WRITTEN TASK
From the post on parsing Markdown paragraphs, quote word for word the passage that opens with the words containing "This is the" and closes with "number of words.".

Parsing Paragraphs in Markdown

Nov 26, 2020

This is the second post in a what is a series about building an Elixir library. You can see the first post here -> Creating an Elixir Library.

Now on to adding paragraphs. Which should be pretty easy. But before that, I need to add one change to the heading parsing code. I want to make sure it handles any number of words.

To do this, I need to add one line to create_heading. Just Enum.join(tl, " ") which just takes everything in the tail and combines them with a space separator.

  defp create_heading(text) do
    [hd | tl] = heading_text(text)
    level = String.length(hd)
    "<h#{level}>#{Enum.join(tl, " ")}</h#{level}>"
  end

A couple of expectations to make sure everything works. Just add a couple of cases with multiple words.

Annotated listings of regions
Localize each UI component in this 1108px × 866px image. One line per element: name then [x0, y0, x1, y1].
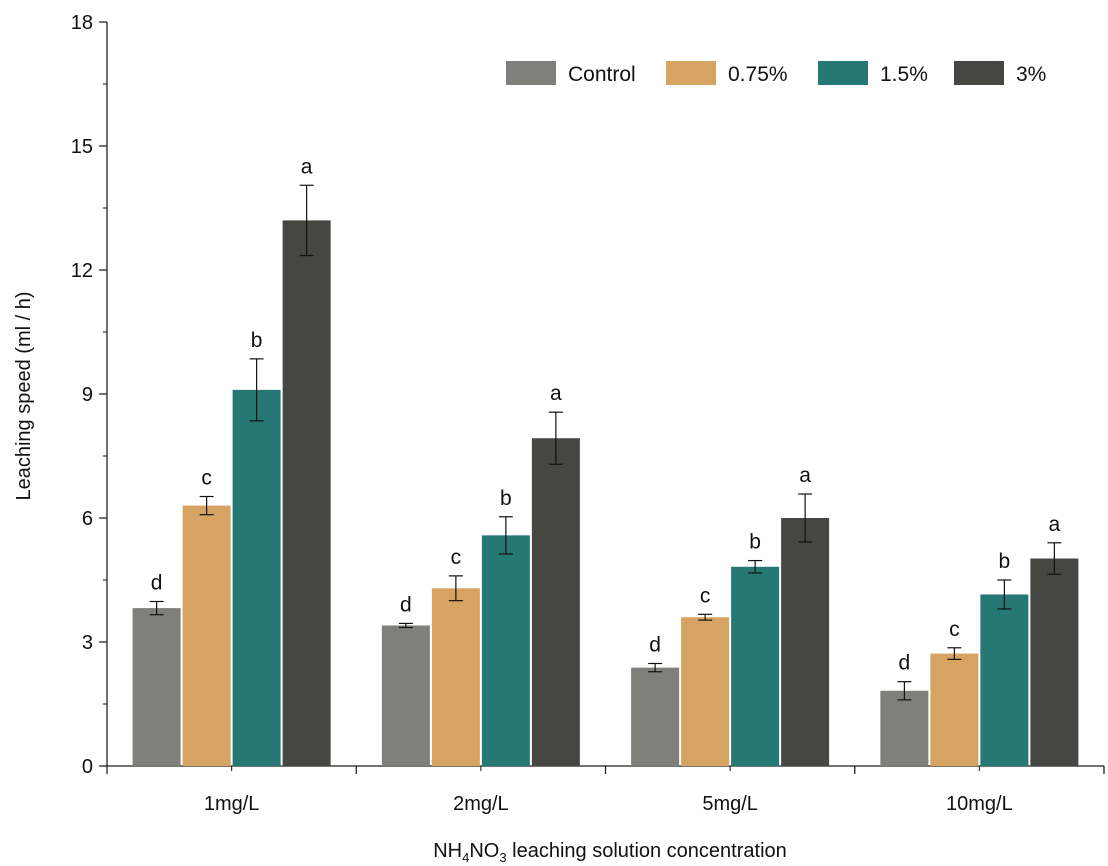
x-axis-label-subscript: 4: [462, 850, 469, 865]
significance-label: c: [949, 618, 960, 641]
axes: 0 3 6 9 12 15 18 1mg/L 2mg/L 5mg/L 10mg/L: [71, 12, 1105, 815]
bar: [930, 653, 979, 766]
bar: [431, 588, 480, 766]
bar: [282, 220, 331, 766]
x-tick-label: 10mg/L: [946, 793, 1013, 815]
bar: [781, 518, 830, 766]
legend-swatch: [506, 61, 556, 85]
x-axis-label-part: leaching solution concentration: [507, 840, 787, 862]
y-tick-label: 18: [71, 12, 93, 34]
significance-label: a: [799, 464, 811, 487]
significance-label: a: [550, 382, 562, 405]
bar: [731, 566, 780, 766]
y-tick-label: 0: [82, 756, 93, 778]
bars: d c b a d c b a d c b a d c b a: [132, 155, 1079, 766]
significance-label: c: [201, 467, 212, 490]
x-axis-label: NH4NO3 leaching solution concentration: [433, 840, 787, 865]
x-tick-label: 1mg/L: [204, 793, 260, 815]
legend-label: 3%: [1016, 63, 1046, 86]
legend-label: 1.5%: [880, 63, 928, 86]
legend-swatch: [666, 61, 716, 85]
bar: [880, 690, 929, 766]
significance-label: d: [899, 652, 911, 675]
significance-label: b: [749, 531, 761, 554]
bar: [631, 667, 680, 766]
y-tick-label: 3: [82, 632, 93, 654]
legend-label: 0.75%: [728, 63, 788, 86]
legend-label: Control: [568, 63, 636, 86]
y-tick-label: 15: [71, 136, 93, 158]
y-axis-label: Leaching speed (ml / h): [13, 291, 35, 500]
bar: [531, 438, 580, 766]
bar: [381, 625, 430, 766]
x-axis-label-part: NO: [469, 840, 499, 862]
significance-label: a: [1049, 513, 1061, 536]
y-tick-label: 9: [82, 384, 93, 406]
significance-label: b: [251, 329, 263, 352]
legend: Control 0.75% 1.5% 3%: [506, 61, 1046, 86]
bar: [132, 608, 181, 766]
x-tick-label: 2mg/L: [453, 793, 509, 815]
legend-swatch: [818, 61, 868, 85]
y-tick-label: 12: [71, 260, 93, 282]
significance-label: d: [649, 633, 661, 656]
bar: [481, 535, 530, 766]
significance-label: a: [301, 155, 313, 178]
significance-label: c: [451, 546, 462, 569]
bar: [232, 389, 281, 766]
significance-label: d: [400, 593, 412, 616]
y-tick-label: 6: [82, 508, 93, 530]
significance-label: b: [500, 487, 512, 510]
bar: [1030, 558, 1079, 766]
significance-label: b: [999, 550, 1011, 573]
bar: [681, 617, 730, 766]
x-tick-label: 5mg/L: [702, 793, 758, 815]
significance-label: d: [151, 571, 163, 594]
legend-swatch: [954, 61, 1004, 85]
x-axis-label-subscript: 3: [499, 850, 506, 865]
significance-label: c: [700, 584, 711, 607]
x-axis-label-part: NH: [433, 840, 462, 862]
bar: [182, 505, 231, 766]
bar: [980, 594, 1029, 766]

RESPONSE TO THE TASK
This is the second post in a what is a series about building an Elixir library. You can see the first post here -> Creating an Elixir Library.

Now on to adding paragraphs. Which should be pretty easy. But before that, I need to add one change to the heading parsing code. I want to make sure it handles any number of words.